## INPUT RECORDS
--------------------
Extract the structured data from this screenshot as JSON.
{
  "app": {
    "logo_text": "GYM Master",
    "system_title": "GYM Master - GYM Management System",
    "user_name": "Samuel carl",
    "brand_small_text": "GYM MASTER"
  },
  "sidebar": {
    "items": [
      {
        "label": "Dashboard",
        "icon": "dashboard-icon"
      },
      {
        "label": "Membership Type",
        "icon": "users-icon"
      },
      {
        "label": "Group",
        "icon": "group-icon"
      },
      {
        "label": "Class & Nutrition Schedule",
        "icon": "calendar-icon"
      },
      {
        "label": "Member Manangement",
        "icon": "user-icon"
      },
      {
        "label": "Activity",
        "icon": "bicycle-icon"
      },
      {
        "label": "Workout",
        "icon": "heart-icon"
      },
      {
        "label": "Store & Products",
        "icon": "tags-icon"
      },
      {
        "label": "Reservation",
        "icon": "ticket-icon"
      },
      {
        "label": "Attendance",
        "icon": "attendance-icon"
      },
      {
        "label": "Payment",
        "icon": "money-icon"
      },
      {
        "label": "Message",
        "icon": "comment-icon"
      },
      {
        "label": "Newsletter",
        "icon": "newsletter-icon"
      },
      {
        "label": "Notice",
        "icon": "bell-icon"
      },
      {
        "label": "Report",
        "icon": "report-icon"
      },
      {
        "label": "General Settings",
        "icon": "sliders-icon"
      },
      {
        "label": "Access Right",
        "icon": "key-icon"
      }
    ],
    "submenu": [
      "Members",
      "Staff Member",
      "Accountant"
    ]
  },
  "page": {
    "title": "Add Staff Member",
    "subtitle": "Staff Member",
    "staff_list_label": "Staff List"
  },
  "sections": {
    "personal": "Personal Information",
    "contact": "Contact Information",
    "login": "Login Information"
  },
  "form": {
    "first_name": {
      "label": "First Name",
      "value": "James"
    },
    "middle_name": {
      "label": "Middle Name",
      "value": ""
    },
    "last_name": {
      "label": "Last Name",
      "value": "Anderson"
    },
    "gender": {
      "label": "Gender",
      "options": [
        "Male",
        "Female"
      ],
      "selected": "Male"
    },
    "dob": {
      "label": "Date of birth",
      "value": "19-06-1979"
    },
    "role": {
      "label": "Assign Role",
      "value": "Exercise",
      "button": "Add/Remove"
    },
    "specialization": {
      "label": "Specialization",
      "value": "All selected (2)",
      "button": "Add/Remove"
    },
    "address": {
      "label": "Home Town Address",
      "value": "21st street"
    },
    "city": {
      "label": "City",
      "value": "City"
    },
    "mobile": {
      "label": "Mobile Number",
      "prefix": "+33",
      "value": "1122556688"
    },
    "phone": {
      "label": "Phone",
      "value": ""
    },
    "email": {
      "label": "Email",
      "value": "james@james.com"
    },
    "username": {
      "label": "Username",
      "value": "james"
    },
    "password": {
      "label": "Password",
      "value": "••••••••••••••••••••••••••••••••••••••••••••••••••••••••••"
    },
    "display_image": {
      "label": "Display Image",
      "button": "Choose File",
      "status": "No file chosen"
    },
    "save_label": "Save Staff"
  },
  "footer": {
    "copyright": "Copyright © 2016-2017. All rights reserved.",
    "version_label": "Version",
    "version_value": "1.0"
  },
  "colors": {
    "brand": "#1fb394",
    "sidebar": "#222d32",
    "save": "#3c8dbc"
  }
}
--------------------
## TASK TO COMPLETE
Each of the records should be retyped exactly.

## EXERCISE RESULT
Extract the structured data from this screenshot as JSON.
{
  "app": {
    "logo_text": "GYM Master",
    "system_title": "GYM Master - GYM Management System",
    "user_name": "Samuel carl",
    "brand_small_text": "GYM MASTER"
  },
  "sidebar": {
    "items": [
      {
        "label": "Dashboard",
        "icon": "dashboard-icon"
      },
      {
        "label": "Membership Type",
        "icon": "users-icon"
      },
      {
        "label": "Group",
        "icon": "group-icon"
      },
      {
        "label": "Class & Nutrition Schedule",
        "icon": "calendar-icon"
      },
      {
        "label": "Member Manangement",
        "icon": "user-icon"
      },
      {
        "label": "Activity",
        "icon": "bicycle-icon"
      },
      {
        "label": "Workout",
        "icon": "heart-icon"
      },
      {
        "label": "Store & Products",
        "icon": "tags-icon"
      },
      {
        "label": "Reservation",
        "icon": "ticket-icon"
      },
      {
        "label": "Attendance",
        "icon": "attendance-icon"
      },
      {
        "label": "Payment",
        "icon": "money-icon"
      },
      {
        "label": "Message",
        "icon": "comment-icon"
      },
      {
        "label": "Newsletter",
        "icon": "newsletter-icon"
      },
      {
        "label": "Notice",
        "icon": "bell-icon"
      },
      {
        "label": "Report",
        "icon": "report-icon"
      },
      {
        "label": "General Settings",
        "icon": "sliders-icon"
      },
      {
        "label": "Access Right",
        "icon": "key-icon"
      }
    ],
    "submenu": [
      "Members",
      "Staff Member",
      "Accountant"
    ]
  },
  "page": {
    "title": "Add Staff Member",
    "subtitle": "Staff Member",
    "staff_list_label": "Staff List"
  },
  "sections": {
    "personal": "Personal Information",
    "contact": "Contact Information",
    "login": "Login Information"
  },
  "form": {
    "first_name": {
      "label": "First Name",
      "value": "James"
    },
    "middle_name": {
      "label": "Middle Name",
      "value": ""
    },
    "last_name": {
      "label": "Last Name",
      "value": "Anderson"
    },
    "gender": {
      "label": "Gender",
      "options": [
        "Male",
        "Female"
      ],
      "selected": "Male"
    },
    "dob": {
      "label": "Date of birth",
      "value": "19-06-1979"
    },
    "role": {
      "label": "Assign Role",
      "value": "Exercise",
      "button": "Add/Remove"
    },
    "specialization": {
      "label": "Specialization",
      "value": "All selected (2)",
      "button": "Add/Remove"
    },
    "address": {
      "label": "Home Town Address",
      "value": "21st street"
    },
    "city": {
      "label": "City",
      "value": "City"
    },
    "mobile": {
      "label": "Mobile Number",
      "prefix": "+33",
      "value": "1122556688"
    },
    "phone": {
      "label": "Phone",
      "value": ""
    },
    "email": {
      "label": "Email",
      "value": "james@james.com"
    },
    "username": {
      "label": "Username",
      "value": "james"
    },
    "password": {
      "label": "Password",
      "value": "••••••••••••••••••••••••••••••••••••••••••••••••••••••••••"
    },
    "display_image": {
      "label": "Display Image",
      "button": "Choose File",
      "status": "No file chosen"
    },
    "save_label": "Save Staff"
  },
  "footer": {
    "copyright": "Copyright © 2016-2017. All rights reserved.",
    "version_label": "Version",
    "version_value": "1.0"
  },
  "colors": {
    "brand": "#1fb394",
    "sidebar": "#222d32",
    "save": "#3c8dbc"
  }
}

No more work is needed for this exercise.